Comienza la cuaresma, tiempo que solía ser de: ayuno, penitencia, limosna y oración; y que el laicismo imperante ha convertido en tiempo de preparación para las vacaciones de primavera.
La cuaresma, que comienza el miércoles de ceniza es, de acuerdo con la definición de San León Magno, un retiro colectivo de cuarenta días, durante los cuales la Iglesia, proponiendo a sus fieles el ejemplo de Cristo en su retiro al desierto, se prepara para la celebración de las solemnidades pascuales con la purificación del corazón y una práctica perfecta de la vida cristiana.
El uso de la ceniza como símbolo de duelo, penitencia y conversión es una práctica muy antigua, pues se observa en varios libros del Antiguo Testamento. En continuidad con esta tradición, la iglesia, desde los primeros siglos, acostumbraba a cubrir de cenizas la cabeza del penitente público. Es, en la edad media, entre los siglos VIII y IX, que el día de las cenizas (dies cinerum) marca el inicio de la cuaresma.
Actualmente, en la ceremonia del miércoles de ceniza, se utilizan las cenizas obtenidas al quemar los restos de las palmas bendecidas el domingo de ramos del año anterior. Estas son impuestas por el sacerdote quien, haciendo la señal de la Cruz sobre la frente del fiel, exclama: “Acuérdate hombre, que polvo eres y en polvo te convertirás”. Con éste solemne recordatorio de nuestra muerte, que nos advierte sobre la fragilidad de la vida y lo corto que son nuestros días, da comienzo la cuaresma.

■ INSTRUCCIONES: Reproduce el pasaje del texto sobre la cuaresma que empieza con “El uso de la” y continúa hasta “de la cuaresma.”.

■ MATERIAL PROPORCIONADO:
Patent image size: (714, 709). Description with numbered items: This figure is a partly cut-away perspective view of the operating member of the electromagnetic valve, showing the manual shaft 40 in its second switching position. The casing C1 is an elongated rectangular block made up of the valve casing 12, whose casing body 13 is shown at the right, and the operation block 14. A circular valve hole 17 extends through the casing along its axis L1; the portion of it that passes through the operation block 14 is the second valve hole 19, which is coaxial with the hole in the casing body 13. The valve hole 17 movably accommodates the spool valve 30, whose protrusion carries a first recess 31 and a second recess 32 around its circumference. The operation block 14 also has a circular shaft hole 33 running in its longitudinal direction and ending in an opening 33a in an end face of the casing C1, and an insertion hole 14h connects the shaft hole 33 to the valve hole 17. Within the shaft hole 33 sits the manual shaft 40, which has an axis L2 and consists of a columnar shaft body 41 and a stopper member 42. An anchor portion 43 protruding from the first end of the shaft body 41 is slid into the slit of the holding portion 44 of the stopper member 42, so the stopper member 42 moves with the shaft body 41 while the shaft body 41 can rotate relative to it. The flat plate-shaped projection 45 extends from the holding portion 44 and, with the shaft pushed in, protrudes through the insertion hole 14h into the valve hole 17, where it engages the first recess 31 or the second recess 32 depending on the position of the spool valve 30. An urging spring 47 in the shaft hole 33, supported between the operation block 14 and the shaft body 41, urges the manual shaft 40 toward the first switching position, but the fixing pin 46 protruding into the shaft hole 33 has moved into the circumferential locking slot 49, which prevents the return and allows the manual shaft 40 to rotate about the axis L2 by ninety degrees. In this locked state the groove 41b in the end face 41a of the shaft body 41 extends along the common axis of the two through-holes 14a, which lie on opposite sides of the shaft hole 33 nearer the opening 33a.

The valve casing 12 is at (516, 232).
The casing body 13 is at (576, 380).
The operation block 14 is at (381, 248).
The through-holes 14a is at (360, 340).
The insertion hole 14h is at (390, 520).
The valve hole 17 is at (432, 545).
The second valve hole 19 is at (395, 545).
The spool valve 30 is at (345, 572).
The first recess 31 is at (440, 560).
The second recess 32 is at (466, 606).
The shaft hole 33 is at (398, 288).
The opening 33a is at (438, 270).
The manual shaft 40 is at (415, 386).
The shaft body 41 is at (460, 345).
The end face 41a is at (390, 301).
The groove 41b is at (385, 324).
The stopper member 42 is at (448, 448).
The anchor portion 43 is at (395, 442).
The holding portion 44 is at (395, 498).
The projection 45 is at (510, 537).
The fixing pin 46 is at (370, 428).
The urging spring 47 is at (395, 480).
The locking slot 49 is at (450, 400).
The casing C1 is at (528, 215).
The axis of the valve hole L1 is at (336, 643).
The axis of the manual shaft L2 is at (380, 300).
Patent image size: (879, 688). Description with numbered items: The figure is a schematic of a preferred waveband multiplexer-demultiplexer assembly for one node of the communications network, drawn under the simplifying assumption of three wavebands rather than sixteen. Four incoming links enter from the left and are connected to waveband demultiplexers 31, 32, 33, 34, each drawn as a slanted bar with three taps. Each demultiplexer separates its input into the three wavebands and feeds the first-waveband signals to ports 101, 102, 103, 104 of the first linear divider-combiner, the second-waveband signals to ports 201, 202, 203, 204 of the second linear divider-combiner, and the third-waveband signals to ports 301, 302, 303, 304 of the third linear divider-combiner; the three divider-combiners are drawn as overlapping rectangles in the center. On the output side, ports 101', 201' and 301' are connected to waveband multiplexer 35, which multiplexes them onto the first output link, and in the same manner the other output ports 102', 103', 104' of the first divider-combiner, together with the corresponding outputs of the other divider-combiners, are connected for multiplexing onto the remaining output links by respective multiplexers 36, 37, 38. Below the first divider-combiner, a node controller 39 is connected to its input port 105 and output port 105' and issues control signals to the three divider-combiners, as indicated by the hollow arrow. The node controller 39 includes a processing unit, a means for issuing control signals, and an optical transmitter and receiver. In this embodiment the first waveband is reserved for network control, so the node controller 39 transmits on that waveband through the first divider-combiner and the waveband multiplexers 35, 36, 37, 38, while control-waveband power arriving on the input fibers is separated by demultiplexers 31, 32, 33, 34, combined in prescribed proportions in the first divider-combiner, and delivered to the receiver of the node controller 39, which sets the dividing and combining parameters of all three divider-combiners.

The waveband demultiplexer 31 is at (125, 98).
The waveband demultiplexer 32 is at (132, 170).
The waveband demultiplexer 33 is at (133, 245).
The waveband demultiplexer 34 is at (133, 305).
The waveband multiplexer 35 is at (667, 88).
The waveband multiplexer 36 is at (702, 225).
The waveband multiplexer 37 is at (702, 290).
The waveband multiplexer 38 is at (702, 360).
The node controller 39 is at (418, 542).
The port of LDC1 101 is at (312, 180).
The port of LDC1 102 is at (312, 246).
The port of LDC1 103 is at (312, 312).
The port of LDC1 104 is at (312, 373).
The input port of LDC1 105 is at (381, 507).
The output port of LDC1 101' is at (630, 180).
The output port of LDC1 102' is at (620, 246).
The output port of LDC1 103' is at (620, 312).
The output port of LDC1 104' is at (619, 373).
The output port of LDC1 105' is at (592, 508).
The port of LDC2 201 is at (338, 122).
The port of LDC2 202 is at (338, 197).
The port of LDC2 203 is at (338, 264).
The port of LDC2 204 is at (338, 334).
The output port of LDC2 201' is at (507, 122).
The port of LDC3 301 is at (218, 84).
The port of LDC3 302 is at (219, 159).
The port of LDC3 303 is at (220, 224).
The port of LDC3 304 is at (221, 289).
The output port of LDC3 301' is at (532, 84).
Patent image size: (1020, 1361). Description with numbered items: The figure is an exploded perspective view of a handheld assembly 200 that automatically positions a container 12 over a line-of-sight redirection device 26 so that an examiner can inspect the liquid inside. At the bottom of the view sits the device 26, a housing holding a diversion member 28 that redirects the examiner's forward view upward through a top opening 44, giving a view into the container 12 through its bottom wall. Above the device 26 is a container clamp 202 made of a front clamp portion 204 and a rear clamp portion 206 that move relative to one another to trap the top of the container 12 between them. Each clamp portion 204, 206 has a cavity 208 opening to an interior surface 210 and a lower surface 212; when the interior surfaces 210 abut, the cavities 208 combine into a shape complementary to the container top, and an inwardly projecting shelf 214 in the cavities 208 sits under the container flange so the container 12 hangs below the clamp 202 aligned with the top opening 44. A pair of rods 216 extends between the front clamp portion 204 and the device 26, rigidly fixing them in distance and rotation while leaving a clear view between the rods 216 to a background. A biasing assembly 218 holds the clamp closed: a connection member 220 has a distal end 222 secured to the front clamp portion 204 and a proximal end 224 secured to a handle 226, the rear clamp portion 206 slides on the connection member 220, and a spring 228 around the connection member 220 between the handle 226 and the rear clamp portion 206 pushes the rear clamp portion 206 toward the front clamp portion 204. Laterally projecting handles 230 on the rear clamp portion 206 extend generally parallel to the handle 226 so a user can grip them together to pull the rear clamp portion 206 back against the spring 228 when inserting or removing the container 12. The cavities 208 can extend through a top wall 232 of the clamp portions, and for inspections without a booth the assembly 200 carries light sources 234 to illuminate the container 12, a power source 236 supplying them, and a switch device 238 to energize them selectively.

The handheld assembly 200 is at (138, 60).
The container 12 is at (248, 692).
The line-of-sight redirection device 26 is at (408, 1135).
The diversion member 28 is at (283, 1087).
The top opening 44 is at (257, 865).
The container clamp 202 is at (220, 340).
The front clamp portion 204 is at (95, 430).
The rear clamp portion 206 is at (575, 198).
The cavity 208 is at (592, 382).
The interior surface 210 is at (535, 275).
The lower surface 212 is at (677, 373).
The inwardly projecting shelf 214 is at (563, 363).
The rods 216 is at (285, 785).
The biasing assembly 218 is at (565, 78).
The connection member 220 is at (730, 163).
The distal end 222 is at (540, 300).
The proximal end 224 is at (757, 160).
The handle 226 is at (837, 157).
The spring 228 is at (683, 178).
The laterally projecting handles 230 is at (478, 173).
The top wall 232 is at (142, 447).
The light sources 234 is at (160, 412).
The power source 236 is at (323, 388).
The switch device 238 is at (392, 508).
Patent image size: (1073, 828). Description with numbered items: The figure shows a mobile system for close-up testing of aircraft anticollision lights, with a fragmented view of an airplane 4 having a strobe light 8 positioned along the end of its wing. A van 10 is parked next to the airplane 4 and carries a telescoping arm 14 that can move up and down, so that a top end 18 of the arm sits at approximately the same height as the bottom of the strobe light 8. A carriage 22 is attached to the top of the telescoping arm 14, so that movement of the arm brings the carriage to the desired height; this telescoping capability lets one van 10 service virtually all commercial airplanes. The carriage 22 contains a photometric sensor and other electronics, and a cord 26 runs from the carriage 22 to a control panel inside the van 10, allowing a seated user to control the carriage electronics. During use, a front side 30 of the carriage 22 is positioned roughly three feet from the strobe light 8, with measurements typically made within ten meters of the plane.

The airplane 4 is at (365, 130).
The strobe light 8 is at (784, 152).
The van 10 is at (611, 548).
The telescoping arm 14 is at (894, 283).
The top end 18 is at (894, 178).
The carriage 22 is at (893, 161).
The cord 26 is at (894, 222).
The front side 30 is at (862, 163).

■ SOLUCIÓN DESARROLLADA:
El uso de la ceniza como símbolo de duelo, penitencia y conversión es una práctica muy antigua, pues se observa en varios libros del Antiguo Testamento. En continuidad con esta tradición, la iglesia, desde los primeros siglos, acostumbraba a cubrir de cenizas la cabeza del penitente público. Es, en la edad media, entre los siglos VIII y IX, que el día de las cenizas (dies cinerum) marca el inicio de la cuaresma.